[start of ITEMS]
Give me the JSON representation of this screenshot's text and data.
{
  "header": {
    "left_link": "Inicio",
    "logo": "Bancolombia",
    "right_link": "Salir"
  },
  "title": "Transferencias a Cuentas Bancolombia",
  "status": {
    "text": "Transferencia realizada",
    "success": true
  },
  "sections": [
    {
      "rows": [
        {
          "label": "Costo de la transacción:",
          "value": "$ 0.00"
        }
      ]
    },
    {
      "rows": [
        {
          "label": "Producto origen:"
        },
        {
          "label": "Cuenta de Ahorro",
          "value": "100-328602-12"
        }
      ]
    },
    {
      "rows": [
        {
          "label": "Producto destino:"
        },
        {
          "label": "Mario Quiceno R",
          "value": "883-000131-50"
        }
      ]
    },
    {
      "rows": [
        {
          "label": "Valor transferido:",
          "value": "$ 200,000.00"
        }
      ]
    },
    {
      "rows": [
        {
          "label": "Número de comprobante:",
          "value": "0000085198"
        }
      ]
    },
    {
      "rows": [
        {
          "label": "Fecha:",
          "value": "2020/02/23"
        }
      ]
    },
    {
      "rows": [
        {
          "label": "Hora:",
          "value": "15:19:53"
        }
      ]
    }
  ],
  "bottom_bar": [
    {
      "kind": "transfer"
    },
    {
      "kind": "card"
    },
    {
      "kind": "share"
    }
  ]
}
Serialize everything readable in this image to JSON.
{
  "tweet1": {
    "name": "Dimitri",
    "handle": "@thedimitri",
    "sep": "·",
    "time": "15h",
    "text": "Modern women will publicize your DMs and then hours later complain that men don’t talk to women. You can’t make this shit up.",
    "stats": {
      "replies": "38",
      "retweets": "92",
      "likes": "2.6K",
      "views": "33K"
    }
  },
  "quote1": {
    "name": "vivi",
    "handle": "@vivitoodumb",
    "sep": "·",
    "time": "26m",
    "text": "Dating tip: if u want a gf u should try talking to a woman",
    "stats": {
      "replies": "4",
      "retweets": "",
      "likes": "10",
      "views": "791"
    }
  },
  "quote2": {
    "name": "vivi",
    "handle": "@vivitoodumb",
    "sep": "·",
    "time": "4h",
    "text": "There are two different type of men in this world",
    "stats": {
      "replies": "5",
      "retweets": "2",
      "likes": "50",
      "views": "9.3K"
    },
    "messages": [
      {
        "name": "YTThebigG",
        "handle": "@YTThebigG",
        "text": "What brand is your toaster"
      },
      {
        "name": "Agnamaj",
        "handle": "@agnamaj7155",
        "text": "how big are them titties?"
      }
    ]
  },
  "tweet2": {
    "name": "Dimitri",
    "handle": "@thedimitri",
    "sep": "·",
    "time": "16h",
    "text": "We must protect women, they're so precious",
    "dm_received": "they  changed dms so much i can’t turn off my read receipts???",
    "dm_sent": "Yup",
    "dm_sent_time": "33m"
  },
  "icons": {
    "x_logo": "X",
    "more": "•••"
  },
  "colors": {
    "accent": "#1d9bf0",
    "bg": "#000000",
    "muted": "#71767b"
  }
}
[end of ITEMS]
= TO BE DONE =
Set down nothing but the lines from the one with "Serialize everything readable" through the end of the records, keeping each line exactly as written and including both ends.

= TASK SOLUTION =
Serialize everything readable in this image to JSON.
{
  "tweet1": {
    "name": "Dimitri",
    "handle": "@thedimitri",
    "sep": "·",
    "time": "15h",
    "text": "Modern women will publicize your DMs and then hours later complain that men don’t talk to women. You can’t make this shit up.",
    "stats": {
      "replies": "38",
      "retweets": "92",
      "likes": "2.6K",
      "views": "33K"
    }
  },
  "quote1": {
    "name": "vivi",
    "handle": "@vivitoodumb",
    "sep": "·",
    "time": "26m",
    "text": "Dating tip: if u want a gf u should try talking to a woman",
    "stats": {
      "replies": "4",
      "retweets": "",
      "likes": "10",
      "views": "791"
    }
  },
  "quote2": {
    "name": "vivi",
    "handle": "@vivitoodumb",
    "sep": "·",
    "time": "4h",
    "text": "There are two different type of men in this world",
    "stats": {
      "replies": "5",
      "retweets": "2",
      "likes": "50",
      "views": "9.3K"
    },
    "messages": [
      {
        "name": "YTThebigG",
        "handle": "@YTThebigG",
        "text": "What brand is your toaster"
      },
      {
        "name": "Agnamaj",
        "handle": "@agnamaj7155",
        "text": "how big are them titties?"
      }
    ]
  },
  "tweet2": {
    "name": "Dimitri",
    "handle": "@thedimitri",
    "sep": "·",
    "time": "16h",
    "text": "We must protect women, they're so precious",
    "dm_received": "they  changed dms so much i can’t turn off my read receipts???",
    "dm_sent": "Yup",
    "dm_sent_time": "33m"
  },
  "icons": {
    "x_logo": "X",
    "more": "•••"
  },
  "colors": {
    "accent": "#1d9bf0",
    "bg": "#000000",
    "muted": "#71767b"
  }
}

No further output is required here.